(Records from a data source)
___
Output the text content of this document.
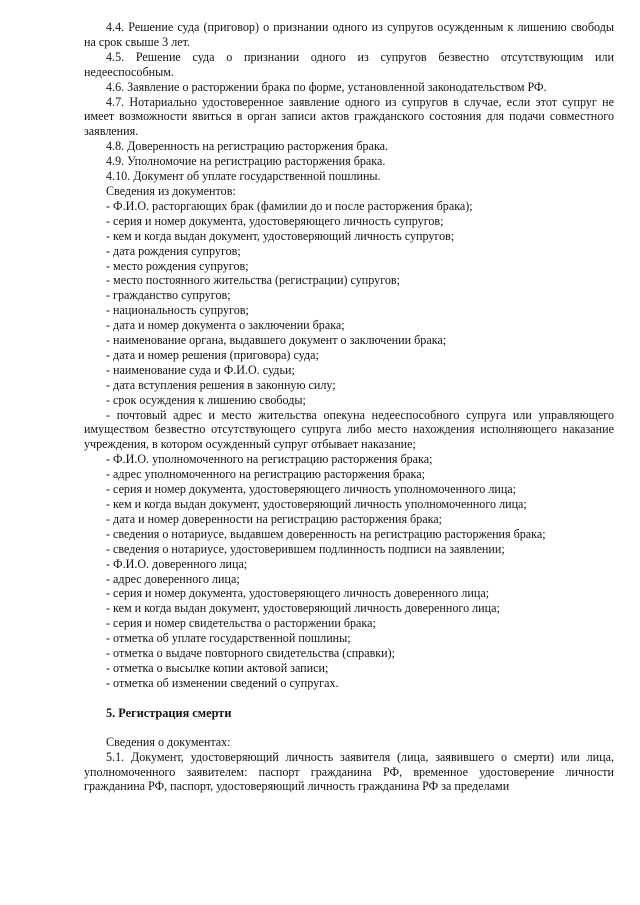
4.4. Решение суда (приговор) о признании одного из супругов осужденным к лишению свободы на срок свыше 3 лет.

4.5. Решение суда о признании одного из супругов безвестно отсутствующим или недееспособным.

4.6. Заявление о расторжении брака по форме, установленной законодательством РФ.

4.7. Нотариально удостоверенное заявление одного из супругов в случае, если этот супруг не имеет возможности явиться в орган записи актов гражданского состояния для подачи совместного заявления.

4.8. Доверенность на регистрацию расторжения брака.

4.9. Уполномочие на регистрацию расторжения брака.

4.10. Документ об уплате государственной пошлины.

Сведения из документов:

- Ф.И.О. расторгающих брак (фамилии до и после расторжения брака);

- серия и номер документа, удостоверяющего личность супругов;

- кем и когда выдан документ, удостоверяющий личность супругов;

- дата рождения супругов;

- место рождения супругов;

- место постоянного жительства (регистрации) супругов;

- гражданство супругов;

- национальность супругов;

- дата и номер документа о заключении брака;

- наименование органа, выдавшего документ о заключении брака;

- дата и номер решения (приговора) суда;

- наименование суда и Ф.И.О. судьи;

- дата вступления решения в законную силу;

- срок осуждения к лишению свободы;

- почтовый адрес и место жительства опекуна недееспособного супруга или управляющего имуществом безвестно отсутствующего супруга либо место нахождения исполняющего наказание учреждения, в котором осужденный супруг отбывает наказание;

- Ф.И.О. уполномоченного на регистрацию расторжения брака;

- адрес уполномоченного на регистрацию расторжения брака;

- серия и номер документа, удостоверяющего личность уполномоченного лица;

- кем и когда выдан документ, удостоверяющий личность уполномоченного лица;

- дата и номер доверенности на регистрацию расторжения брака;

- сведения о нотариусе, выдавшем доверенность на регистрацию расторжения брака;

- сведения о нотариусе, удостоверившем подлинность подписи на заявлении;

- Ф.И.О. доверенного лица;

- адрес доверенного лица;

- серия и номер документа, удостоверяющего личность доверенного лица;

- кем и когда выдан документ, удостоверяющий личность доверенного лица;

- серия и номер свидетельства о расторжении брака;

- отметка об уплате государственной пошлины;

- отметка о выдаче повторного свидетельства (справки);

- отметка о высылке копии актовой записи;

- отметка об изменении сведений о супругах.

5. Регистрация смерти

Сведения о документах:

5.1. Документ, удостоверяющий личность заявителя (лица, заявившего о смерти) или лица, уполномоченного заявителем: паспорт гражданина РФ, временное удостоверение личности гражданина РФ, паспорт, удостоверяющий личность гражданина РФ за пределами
___
● **To do**: Transcribe all the data word for word; the images stay out.

● **Output**:
Output the text content of this document.
4.4. Решение суда (приговор) о признании одного из супругов осужденным к лишению свободы на срок свыше 3 лет.

4.5. Решение суда о признании одного из супругов безвестно отсутствующим или недееспособным.

4.6. Заявление о расторжении брака по форме, установленной законодательством РФ.

4.7. Нотариально удостоверенное заявление одного из супругов в случае, если этот супруг не имеет возможности явиться в орган записи актов гражданского состояния для подачи совместного заявления.

4.8. Доверенность на регистрацию расторжения брака.

4.9. Уполномочие на регистрацию расторжения брака.

4.10. Документ об уплате государственной пошлины.

Сведения из документов:

- Ф.И.О. расторгающих брак (фамилии до и после расторжения брака);

- серия и номер документа, удостоверяющего личность супругов;

- кем и когда выдан документ, удостоверяющий личность супругов;

- дата рождения супругов;

- место рождения супругов;

- место постоянного жительства (регистрации) супругов;

- гражданство супругов;

- национальность супругов;

- дата и номер документа о заключении брака;

- наименование органа, выдавшего документ о заключении брака;

- дата и номер решения (приговора) суда;

- наименование суда и Ф.И.О. судьи;

- дата вступления решения в законную силу;

- срок осуждения к лишению свободы;

- почтовый адрес и место жительства опекуна недееспособного супруга или управляющего имуществом безвестно отсутствующего супруга либо место нахождения исполняющего наказание учреждения, в котором осужденный супруг отбывает наказание;

- Ф.И.О. уполномоченного на регистрацию расторжения брака;

- адрес уполномоченного на регистрацию расторжения брака;

- серия и номер документа, удостоверяющего личность уполномоченного лица;

- кем и когда выдан документ, удостоверяющий личность уполномоченного лица;

- дата и номер доверенности на регистрацию расторжения брака;

- сведения о нотариусе, выдавшем доверенность на регистрацию расторжения брака;

- сведения о нотариусе, удостоверившем подлинность подписи на заявлении;

- Ф.И.О. доверенного лица;

- адрес доверенного лица;

- серия и номер документа, удостоверяющего личность доверенного лица;

- кем и когда выдан документ, удостоверяющий личность доверенного лица;

- серия и номер свидетельства о расторжении брака;

- отметка об уплате государственной пошлины;

- отметка о выдаче повторного свидетельства (справки);

- отметка о высылке копии актовой записи;

- отметка об изменении сведений о супругах.

5. Регистрация смерти

Сведения о документах:

5.1. Документ, удостоверяющий личность заявителя (лица, заявившего о смерти) или лица, уполномоченного заявителем: паспорт гражданина РФ, временное удостоверение личности гражданина РФ, паспорт, удостоверяющий личность гражданина РФ за пределами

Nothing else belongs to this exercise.